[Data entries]
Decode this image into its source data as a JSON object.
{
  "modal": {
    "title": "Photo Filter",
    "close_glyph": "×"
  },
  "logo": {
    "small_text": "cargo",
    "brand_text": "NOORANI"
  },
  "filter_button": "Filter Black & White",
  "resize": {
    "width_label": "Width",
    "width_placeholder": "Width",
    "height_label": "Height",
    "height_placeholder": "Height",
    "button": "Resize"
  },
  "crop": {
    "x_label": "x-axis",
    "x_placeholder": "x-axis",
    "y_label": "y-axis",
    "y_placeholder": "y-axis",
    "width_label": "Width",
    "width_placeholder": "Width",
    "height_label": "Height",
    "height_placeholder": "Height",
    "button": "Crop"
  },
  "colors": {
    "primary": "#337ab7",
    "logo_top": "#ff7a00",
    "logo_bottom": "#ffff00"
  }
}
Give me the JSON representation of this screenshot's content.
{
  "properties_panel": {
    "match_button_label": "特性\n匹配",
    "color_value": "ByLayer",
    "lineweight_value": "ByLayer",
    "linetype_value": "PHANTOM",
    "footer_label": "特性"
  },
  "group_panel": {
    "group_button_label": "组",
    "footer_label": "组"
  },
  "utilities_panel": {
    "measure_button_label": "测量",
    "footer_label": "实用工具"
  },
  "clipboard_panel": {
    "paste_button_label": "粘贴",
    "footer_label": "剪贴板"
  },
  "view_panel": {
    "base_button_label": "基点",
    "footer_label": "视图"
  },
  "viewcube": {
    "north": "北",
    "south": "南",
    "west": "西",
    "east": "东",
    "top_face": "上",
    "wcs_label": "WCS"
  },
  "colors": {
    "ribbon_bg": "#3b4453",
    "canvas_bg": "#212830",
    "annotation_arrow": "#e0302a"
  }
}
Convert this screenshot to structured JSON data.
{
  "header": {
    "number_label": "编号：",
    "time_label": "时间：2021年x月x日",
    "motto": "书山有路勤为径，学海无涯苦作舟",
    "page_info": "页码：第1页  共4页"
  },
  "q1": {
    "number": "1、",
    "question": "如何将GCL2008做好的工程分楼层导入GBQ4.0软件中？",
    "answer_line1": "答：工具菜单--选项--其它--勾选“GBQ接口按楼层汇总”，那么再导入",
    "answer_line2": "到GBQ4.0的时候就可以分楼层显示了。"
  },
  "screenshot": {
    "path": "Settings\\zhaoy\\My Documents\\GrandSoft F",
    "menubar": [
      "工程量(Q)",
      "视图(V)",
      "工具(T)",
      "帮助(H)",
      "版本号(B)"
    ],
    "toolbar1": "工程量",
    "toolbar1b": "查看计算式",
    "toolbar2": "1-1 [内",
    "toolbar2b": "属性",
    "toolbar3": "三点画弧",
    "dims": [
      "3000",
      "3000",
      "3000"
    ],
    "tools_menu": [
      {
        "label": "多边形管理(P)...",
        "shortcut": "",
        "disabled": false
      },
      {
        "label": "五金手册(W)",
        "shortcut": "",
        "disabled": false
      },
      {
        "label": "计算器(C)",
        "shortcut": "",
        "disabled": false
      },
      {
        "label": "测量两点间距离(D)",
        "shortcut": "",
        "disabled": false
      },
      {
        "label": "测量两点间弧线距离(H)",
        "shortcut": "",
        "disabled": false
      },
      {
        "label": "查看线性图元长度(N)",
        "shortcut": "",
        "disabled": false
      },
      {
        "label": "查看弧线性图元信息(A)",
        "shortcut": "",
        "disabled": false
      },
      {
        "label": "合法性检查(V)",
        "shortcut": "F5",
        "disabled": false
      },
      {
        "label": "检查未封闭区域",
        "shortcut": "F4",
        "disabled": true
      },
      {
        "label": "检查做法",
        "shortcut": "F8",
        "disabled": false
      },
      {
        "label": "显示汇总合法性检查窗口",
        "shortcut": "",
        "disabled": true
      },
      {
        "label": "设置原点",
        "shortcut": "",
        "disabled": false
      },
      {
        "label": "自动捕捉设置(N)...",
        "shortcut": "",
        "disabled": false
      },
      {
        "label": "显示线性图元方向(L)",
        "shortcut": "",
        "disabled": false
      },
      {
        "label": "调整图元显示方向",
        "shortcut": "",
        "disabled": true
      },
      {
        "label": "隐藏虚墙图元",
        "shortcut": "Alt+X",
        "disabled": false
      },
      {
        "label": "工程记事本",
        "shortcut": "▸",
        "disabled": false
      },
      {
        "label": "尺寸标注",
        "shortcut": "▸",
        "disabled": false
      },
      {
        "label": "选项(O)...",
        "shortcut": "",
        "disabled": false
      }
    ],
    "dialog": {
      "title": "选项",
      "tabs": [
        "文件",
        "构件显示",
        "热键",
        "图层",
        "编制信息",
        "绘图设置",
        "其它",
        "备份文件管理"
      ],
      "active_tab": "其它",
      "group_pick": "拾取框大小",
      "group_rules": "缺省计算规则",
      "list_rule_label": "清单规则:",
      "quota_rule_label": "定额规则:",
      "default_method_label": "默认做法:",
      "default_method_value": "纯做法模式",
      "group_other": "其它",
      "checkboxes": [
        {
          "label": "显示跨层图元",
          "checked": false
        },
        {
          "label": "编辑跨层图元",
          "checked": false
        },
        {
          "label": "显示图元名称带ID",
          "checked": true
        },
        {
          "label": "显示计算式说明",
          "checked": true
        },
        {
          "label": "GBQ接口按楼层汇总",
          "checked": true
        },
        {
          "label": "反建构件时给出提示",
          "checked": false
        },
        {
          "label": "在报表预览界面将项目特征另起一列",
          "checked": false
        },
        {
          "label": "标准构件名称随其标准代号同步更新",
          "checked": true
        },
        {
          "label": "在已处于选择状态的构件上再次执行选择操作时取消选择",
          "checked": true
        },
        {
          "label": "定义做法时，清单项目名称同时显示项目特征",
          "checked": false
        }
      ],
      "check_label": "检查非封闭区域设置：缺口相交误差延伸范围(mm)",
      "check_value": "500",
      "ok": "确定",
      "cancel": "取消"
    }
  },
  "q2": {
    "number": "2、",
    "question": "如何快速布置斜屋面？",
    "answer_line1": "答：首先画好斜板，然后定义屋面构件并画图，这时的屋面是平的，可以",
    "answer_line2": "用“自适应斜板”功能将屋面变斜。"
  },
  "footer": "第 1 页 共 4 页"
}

TASK | Return the full listing, character for character.

EXERCISE RESPONSE |
Decode this image into its source data as a JSON object.
{
  "modal": {
    "title": "Photo Filter",
    "close_glyph": "×"
  },
  "logo": {
    "small_text": "cargo",
    "brand_text": "NOORANI"
  },
  "filter_button": "Filter Black & White",
  "resize": {
    "width_label": "Width",
    "width_placeholder": "Width",
    "height_label": "Height",
    "height_placeholder": "Height",
    "button": "Resize"
  },
  "crop": {
    "x_label": "x-axis",
    "x_placeholder": "x-axis",
    "y_label": "y-axis",
    "y_placeholder": "y-axis",
    "width_label": "Width",
    "width_placeholder": "Width",
    "height_label": "Height",
    "height_placeholder": "Height",
    "button": "Crop"
  },
  "colors": {
    "primary": "#337ab7",
    "logo_top": "#ff7a00",
    "logo_bottom": "#ffff00"
  }
}
Give me the JSON representation of this screenshot's content.
{
  "properties_panel": {
    "match_button_label": "特性\n匹配",
    "color_value": "ByLayer",
    "lineweight_value": "ByLayer",
    "linetype_value": "PHANTOM",
    "footer_label": "特性"
  },
  "group_panel": {
    "group_button_label": "组",
    "footer_label": "组"
  },
  "utilities_panel": {
    "measure_button_label": "测量",
    "footer_label": "实用工具"
  },
  "clipboard_panel": {
    "paste_button_label": "粘贴",
    "footer_label": "剪贴板"
  },
  "view_panel": {
    "base_button_label": "基点",
    "footer_label": "视图"
  },
  "viewcube": {
    "north": "北",
    "south": "南",
    "west": "西",
    "east": "东",
    "top_face": "上",
    "wcs_label": "WCS"
  },
  "colors": {
    "ribbon_bg": "#3b4453",
    "canvas_bg": "#212830",
    "annotation_arrow": "#e0302a"
  }
}
Convert this screenshot to structured JSON data.
{
  "header": {
    "number_label": "编号：",
    "time_label": "时间：2021年x月x日",
    "motto": "书山有路勤为径，学海无涯苦作舟",
    "page_info": "页码：第1页  共4页"
  },
  "q1": {
    "number": "1、",
    "question": "如何将GCL2008做好的工程分楼层导入GBQ4.0软件中？",
    "answer_line1": "答：工具菜单--选项--其它--勾选“GBQ接口按楼层汇总”，那么再导入",
    "answer_line2": "到GBQ4.0的时候就可以分楼层显示了。"
  },
  "screenshot": {
    "path": "Settings\\zhaoy\\My Documents\\GrandSoft F",
    "menubar": [
      "工程量(Q)",
      "视图(V)",
      "工具(T)",
      "帮助(H)",
      "版本号(B)"
    ],
    "toolbar1": "工程量",
    "toolbar1b": "查看计算式",
    "toolbar2": "1-1 [内",
    "toolbar2b": "属性",
    "toolbar3": "三点画弧",
    "dims": [
      "3000",
      "3000",
      "3000"
    ],
    "tools_menu": [
      {
        "label": "多边形管理(P)...",
        "shortcut": "",
        "disabled": false
      },
      {
        "label": "五金手册(W)",
        "shortcut": "",
        "disabled": false
      },
      {
        "label": "计算器(C)",
        "shortcut": "",
        "disabled": false
      },
      {
        "label": "测量两点间距离(D)",
        "shortcut": "",
        "disabled": false
      },
      {
        "label": "测量两点间弧线距离(H)",
        "shortcut": "",
        "disabled": false
      },
      {
        "label": "查看线性图元长度(N)",
        "shortcut": "",
        "disabled": false
      },
      {
        "label": "查看弧线性图元信息(A)",
        "shortcut": "",
        "disabled": false
      },
      {
        "label": "合法性检查(V)",
        "shortcut": "F5",
        "disabled": false
      },
      {
        "label": "检查未封闭区域",
        "shortcut": "F4",
        "disabled": true
      },
      {
        "label": "检查做法",
        "shortcut": "F8",
        "disabled": false
      },
      {
        "label": "显示汇总合法性检查窗口",
        "shortcut": "",
        "disabled": true
      },
      {
        "label": "设置原点",
        "shortcut": "",
        "disabled": false
      },
      {
        "label": "自动捕捉设置(N)...",
        "shortcut": "",
        "disabled": false
      },
      {
        "label": "显示线性图元方向(L)",
        "shortcut": "",
        "disabled": false
      },
      {
        "label": "调整图元显示方向",
        "shortcut": "",
        "disabled": true
      },
      {
        "label": "隐藏虚墙图元",
        "shortcut": "Alt+X",
        "disabled": false
      },
      {
        "label": "工程记事本",
        "shortcut": "▸",
        "disabled": false
      },
      {
        "label": "尺寸标注",
        "shortcut": "▸",
        "disabled": false
      },
      {
        "label": "选项(O)...",
        "shortcut": "",
        "disabled": false
      }
    ],
    "dialog": {
      "title": "选项",
      "tabs": [
        "文件",
        "构件显示",
        "热键",
        "图层",
        "编制信息",
        "绘图设置",
        "其它",
        "备份文件管理"
      ],
      "active_tab": "其它",
      "group_pick": "拾取框大小",
      "group_rules": "缺省计算规则",
      "list_rule_label": "清单规则:",
      "quota_rule_label": "定额规则:",
      "default_method_label": "默认做法:",
      "default_method_value": "纯做法模式",
      "group_other": "其它",
      "checkboxes": [
        {
          "label": "显示跨层图元",
          "checked": false
        },
        {
          "label": "编辑跨层图元",
          "checked": false
        },
        {
          "label": "显示图元名称带ID",
          "checked": true
        },
        {
          "label": "显示计算式说明",
          "checked": true
        },
        {
          "label": "GBQ接口按楼层汇总",
          "checked": true
        },
        {
          "label": "反建构件时给出提示",
          "checked": false
        },
        {
          "label": "在报表预览界面将项目特征另起一列",
          "checked": false
        },
        {
          "label": "标准构件名称随其标准代号同步更新",
          "checked": true
        },
        {
          "label": "在已处于选择状态的构件上再次执行选择操作时取消选择",
          "checked": true
        },
        {
          "label": "定义做法时，清单项目名称同时显示项目特征",
          "checked": false
        }
      ],
      "check_label": "检查非封闭区域设置：缺口相交误差延伸范围(mm)",
      "check_value": "500",
      "ok": "确定",
      "cancel": "取消"
    }
  },
  "q2": {
    "number": "2、",
    "question": "如何快速布置斜屋面？",
    "answer_line1": "答：首先画好斜板，然后定义屋面构件并画图，这时的屋面是平的，可以",
    "answer_line2": "用“自适应斜板”功能将屋面变斜。"
  },
  "footer": "第 1 页 共 4 页"
}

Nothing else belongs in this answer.